▶ Exercise: Review the material and extract every line in which the word "satellite" occurs.
※ ※ ※
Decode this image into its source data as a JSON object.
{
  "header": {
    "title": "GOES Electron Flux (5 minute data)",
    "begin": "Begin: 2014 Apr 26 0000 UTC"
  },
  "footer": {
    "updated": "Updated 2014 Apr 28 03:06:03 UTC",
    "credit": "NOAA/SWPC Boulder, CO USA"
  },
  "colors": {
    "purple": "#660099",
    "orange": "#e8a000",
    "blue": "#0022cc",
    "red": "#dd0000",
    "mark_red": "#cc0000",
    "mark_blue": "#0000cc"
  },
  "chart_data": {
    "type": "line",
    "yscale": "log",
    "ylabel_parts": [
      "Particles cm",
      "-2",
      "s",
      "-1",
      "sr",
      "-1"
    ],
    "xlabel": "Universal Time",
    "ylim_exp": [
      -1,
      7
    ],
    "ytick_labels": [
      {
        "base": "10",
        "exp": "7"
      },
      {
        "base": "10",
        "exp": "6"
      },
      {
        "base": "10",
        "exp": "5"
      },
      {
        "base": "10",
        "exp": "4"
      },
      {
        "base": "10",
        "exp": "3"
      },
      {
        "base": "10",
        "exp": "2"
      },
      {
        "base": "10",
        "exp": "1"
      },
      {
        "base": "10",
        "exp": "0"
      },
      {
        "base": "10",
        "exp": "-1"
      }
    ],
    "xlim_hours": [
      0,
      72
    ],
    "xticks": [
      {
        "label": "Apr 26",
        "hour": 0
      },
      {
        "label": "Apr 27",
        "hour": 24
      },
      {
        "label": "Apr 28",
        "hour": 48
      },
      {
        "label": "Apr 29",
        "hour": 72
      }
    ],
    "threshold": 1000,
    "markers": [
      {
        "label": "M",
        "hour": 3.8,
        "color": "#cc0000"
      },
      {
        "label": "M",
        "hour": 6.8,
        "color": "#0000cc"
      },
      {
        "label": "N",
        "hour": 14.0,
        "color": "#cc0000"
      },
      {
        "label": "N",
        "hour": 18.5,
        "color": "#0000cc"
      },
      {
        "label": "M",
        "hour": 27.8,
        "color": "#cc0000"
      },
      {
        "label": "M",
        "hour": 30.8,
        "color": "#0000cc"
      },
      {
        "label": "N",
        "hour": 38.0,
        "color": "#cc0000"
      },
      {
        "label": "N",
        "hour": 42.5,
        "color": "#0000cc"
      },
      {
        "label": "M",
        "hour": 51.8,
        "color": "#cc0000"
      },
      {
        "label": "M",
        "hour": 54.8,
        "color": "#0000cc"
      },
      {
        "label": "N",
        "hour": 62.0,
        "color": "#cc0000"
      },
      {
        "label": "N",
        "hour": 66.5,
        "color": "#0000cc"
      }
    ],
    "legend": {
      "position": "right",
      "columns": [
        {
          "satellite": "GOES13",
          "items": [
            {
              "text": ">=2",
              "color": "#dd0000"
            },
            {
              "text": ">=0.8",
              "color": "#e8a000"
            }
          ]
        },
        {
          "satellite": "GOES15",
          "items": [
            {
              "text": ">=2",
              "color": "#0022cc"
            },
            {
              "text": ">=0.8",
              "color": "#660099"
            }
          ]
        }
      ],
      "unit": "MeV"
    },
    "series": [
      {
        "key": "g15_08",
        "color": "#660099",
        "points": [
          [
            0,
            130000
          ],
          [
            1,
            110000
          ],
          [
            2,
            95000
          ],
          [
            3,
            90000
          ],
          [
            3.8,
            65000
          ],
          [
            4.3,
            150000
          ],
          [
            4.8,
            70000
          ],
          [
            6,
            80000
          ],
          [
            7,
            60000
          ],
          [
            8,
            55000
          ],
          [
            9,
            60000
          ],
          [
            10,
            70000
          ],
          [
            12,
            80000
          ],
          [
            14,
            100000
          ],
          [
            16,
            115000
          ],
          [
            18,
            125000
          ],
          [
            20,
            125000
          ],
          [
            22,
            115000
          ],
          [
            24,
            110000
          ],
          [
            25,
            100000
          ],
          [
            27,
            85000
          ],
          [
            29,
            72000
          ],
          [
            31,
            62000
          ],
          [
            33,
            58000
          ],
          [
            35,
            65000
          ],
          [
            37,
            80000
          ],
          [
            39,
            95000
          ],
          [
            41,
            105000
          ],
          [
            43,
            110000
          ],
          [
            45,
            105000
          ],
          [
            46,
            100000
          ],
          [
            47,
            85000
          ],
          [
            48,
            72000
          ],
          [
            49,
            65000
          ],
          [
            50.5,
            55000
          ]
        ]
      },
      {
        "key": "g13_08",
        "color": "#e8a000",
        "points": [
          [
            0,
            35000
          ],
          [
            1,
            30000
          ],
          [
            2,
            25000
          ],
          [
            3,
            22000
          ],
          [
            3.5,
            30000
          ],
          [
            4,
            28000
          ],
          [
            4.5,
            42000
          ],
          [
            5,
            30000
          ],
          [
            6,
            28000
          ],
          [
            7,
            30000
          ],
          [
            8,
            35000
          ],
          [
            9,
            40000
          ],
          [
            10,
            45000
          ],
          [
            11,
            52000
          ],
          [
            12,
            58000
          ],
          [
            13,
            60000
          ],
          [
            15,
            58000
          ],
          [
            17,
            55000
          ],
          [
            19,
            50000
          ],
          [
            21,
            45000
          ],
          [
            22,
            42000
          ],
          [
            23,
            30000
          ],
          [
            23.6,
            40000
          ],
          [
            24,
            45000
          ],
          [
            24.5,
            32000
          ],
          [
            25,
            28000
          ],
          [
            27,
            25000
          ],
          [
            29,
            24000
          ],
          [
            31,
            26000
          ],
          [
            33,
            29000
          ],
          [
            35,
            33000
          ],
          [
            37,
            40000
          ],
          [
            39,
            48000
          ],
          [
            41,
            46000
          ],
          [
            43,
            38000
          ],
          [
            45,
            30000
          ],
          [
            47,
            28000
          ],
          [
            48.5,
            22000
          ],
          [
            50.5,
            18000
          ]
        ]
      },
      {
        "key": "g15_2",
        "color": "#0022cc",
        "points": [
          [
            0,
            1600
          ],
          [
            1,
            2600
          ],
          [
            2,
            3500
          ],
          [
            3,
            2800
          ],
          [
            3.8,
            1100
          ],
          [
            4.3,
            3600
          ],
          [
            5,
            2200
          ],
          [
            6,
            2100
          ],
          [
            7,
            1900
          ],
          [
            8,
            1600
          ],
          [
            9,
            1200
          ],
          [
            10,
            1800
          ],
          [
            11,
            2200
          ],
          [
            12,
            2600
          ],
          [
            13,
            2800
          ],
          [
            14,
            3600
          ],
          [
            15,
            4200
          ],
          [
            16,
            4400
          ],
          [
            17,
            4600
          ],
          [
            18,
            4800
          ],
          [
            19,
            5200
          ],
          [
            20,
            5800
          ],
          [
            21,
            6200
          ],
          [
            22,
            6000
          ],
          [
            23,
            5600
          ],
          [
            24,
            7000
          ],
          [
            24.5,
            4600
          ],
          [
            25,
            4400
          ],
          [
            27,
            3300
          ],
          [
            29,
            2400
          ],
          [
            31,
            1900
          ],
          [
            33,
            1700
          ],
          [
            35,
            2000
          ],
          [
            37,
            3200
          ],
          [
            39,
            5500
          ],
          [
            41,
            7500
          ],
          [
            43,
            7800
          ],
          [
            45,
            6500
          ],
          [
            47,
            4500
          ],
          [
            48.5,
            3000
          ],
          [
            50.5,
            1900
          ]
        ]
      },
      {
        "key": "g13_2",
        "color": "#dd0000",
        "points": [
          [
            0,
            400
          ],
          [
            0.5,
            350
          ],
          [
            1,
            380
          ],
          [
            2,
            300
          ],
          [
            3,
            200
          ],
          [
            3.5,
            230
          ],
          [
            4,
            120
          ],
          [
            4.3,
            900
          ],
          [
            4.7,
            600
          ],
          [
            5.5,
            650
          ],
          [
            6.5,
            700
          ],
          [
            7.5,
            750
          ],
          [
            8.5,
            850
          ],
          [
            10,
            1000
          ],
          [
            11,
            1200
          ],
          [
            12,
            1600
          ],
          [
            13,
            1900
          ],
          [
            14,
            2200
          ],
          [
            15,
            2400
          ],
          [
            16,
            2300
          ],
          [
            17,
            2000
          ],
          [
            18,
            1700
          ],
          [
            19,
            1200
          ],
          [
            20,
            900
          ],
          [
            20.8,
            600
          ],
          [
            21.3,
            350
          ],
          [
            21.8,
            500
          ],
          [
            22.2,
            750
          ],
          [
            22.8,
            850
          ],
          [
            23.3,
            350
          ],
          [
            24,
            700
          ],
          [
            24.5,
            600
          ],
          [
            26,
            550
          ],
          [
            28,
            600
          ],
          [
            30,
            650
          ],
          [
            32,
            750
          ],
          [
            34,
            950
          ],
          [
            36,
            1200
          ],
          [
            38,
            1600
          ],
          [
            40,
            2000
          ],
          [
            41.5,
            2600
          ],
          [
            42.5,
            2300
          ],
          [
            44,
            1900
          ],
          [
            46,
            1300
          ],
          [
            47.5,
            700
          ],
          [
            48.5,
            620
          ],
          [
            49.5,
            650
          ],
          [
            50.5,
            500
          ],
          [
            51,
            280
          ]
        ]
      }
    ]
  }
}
※ ※ ※
▶ Response below:
          "satellite": "GOES13",
          "satellite": "GOES15",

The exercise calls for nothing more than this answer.